§ **PAGE**:

=====

Notice that the order of inclusion is crucial since the order of
definition is crucial. If function definition was included before
keyword definitions, then the sentence if (exp)
would be
highlighted as a function invocation.
Sometimes you want some source element to be highlighted only if they are surrounded by other elements. Source-highlight language definitions provides also this feature.
state|environment <standard definition> begin <other definitions> end
This structure is recursive (so other state/environment definitions can
be given within a state/environment). The meaning of a
state/environment is that the definitions within the begin
... end
are matched only if the definitions that define the
state/environment have been matched. When entering a state/environment,
however, the definitions given outside the state/environment are not
matched. The difference between state
and environment
is
that in the latter, normal parts of the source language (i.e., those
that do not match any definition) are highlighted according to the style
of the definition that defines the environment.
As an example, the following defines the multiline nested C comment, and highlights URL and e-mail addresses only when they appear inside a comment (notice that this uses file inclusion):
environment comment delim "/*" "*/" multiline nested begin include "url.lang" end
Notice that we used environment
because everything else inside a
comment has to be formatted according to the comment style.

=====

§ **REQUIRED TASKS**:
[1] Copy a portion of the source-highlight passage word for word, starting at "state|environment <standard definition>" and ending after "defines the environment.".
[2] In the source-highlight passage, what happens to definitions given outside a state or environment once that state or environment is entered?
[3] Continue the source-highlight passage from the point where it stops.

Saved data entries

=====

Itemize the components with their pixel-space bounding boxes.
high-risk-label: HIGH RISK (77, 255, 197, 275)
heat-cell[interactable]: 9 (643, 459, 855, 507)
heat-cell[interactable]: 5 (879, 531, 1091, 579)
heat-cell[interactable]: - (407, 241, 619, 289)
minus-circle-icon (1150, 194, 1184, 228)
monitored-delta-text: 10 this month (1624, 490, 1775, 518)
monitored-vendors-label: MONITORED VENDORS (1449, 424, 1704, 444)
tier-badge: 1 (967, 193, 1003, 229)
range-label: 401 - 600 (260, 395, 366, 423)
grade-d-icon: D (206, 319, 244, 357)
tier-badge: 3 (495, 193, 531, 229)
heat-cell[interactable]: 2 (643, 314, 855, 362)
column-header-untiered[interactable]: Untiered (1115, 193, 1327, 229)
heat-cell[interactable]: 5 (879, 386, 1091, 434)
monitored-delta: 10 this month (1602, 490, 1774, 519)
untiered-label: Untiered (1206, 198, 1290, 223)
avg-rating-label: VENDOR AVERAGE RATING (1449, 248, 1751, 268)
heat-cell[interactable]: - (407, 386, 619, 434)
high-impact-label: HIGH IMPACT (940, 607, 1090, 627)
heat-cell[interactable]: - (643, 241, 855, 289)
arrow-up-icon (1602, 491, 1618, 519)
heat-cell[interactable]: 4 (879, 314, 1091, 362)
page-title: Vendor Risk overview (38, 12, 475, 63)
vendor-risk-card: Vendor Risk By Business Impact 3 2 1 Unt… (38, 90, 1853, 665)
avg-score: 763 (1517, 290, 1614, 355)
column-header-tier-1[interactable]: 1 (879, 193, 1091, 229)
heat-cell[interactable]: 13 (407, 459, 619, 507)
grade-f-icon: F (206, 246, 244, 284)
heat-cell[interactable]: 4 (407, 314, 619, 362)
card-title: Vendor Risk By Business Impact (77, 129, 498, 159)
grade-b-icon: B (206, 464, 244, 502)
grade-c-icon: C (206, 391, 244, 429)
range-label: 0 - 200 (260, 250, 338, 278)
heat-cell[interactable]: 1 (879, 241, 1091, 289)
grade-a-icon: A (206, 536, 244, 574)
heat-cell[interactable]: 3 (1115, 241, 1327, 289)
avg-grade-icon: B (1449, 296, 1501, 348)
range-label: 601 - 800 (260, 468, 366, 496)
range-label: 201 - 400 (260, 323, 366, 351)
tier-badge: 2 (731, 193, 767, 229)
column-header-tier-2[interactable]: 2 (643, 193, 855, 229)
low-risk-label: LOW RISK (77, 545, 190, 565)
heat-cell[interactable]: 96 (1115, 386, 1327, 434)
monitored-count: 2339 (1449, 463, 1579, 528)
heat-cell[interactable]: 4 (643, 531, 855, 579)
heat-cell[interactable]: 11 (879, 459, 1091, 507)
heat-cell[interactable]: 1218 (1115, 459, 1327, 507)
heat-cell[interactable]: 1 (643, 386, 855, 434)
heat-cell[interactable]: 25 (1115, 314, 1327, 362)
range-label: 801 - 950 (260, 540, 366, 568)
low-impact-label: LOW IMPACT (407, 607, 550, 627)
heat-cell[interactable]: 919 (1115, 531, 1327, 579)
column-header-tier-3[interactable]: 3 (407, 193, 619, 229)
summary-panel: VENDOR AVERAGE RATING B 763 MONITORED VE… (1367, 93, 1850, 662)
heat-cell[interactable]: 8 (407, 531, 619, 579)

=====

§ **FINAL RESULTS**:
[1]
state|environment <standard definition> begin <other definitions> end
This structure is recursive (so other state/environment definitions can
be given within a state/environment). The meaning of a
state/environment is that the definitions within the begin
... end
are matched only if the definitions that define the
state/environment have been matched. When entering a state/environment,
however, the definitions given outside the state/environment are not
matched. The difference between state
and environment
is
that in the latter, normal parts of the source language (i.e., those
that do not match any definition) are highlighted according to the style
of the definition that defines the environment.

[2] They are not matched.

[3]
While for programming language definitions states/environments can be avoided, they are pretty important for highlighting files such as logs and ChangeLog files, since elements have to be highlighted when they appear in a specific position. For instance, for ChangeLog (see changelog.lang), we use a state for highlighting the date, name, e-mail:
state date start '[[:digit:]]{2,4}-?[[:digit:]]{2}-?[[:digit:]]{2}' begin string = '<(?:[[:word:]]*|\.)+@(?:[[:word:]]*|\.)+>' url = '(?:[[:word:]]|[[:punct:]])+' end
Notice that definitions that appear inside a state/environment have the
same scope of the expressions that define the environment. While this
makes sense for start
and delim
definitions, it may makes
less sense for simple definitions (i.e., those that simply lists all
possible expressions): in fact, in this case, such expressions do not
define a scope. For such definitions, the semantics of
state/environment is that the state/environment starts after matching one
of the alternatives. And where will it end? In this case you must
explicitly exit the environment. For instance, you can say that, when
inside a state/environment, a specific language definition, when
encountered also exits the environment (with the keyword exit
).
You can even exit all the environments with exitall
. For
instance, the following definition, highlights a non empty string
following a web method:
vardef non_empty = '[^[:blank:]]+' state webmethod = "OPTIONS|GET|HEAD|POST|PUT|DELETE", "TRACE|CONNECT|PROPFIND|MKCOL|COPY|MOVE|LOCK|UNLOCK" begin string = $non_empty exit end
If you ever need such advanced features, you may want to take a look at the log.lang definition file that defines highlighting for several log files (access logs, Apache logs, etc.).
These two features are useful when you want to define
a language by re-using an existing language definition
with some changes. Typically you include
another
language definition file and you redefine/substitute some
elements.
When you use redef
you erase all the previous
definitions of that language elements with the new one.
The new language element definition will be placed exactly
in the point of the new definition.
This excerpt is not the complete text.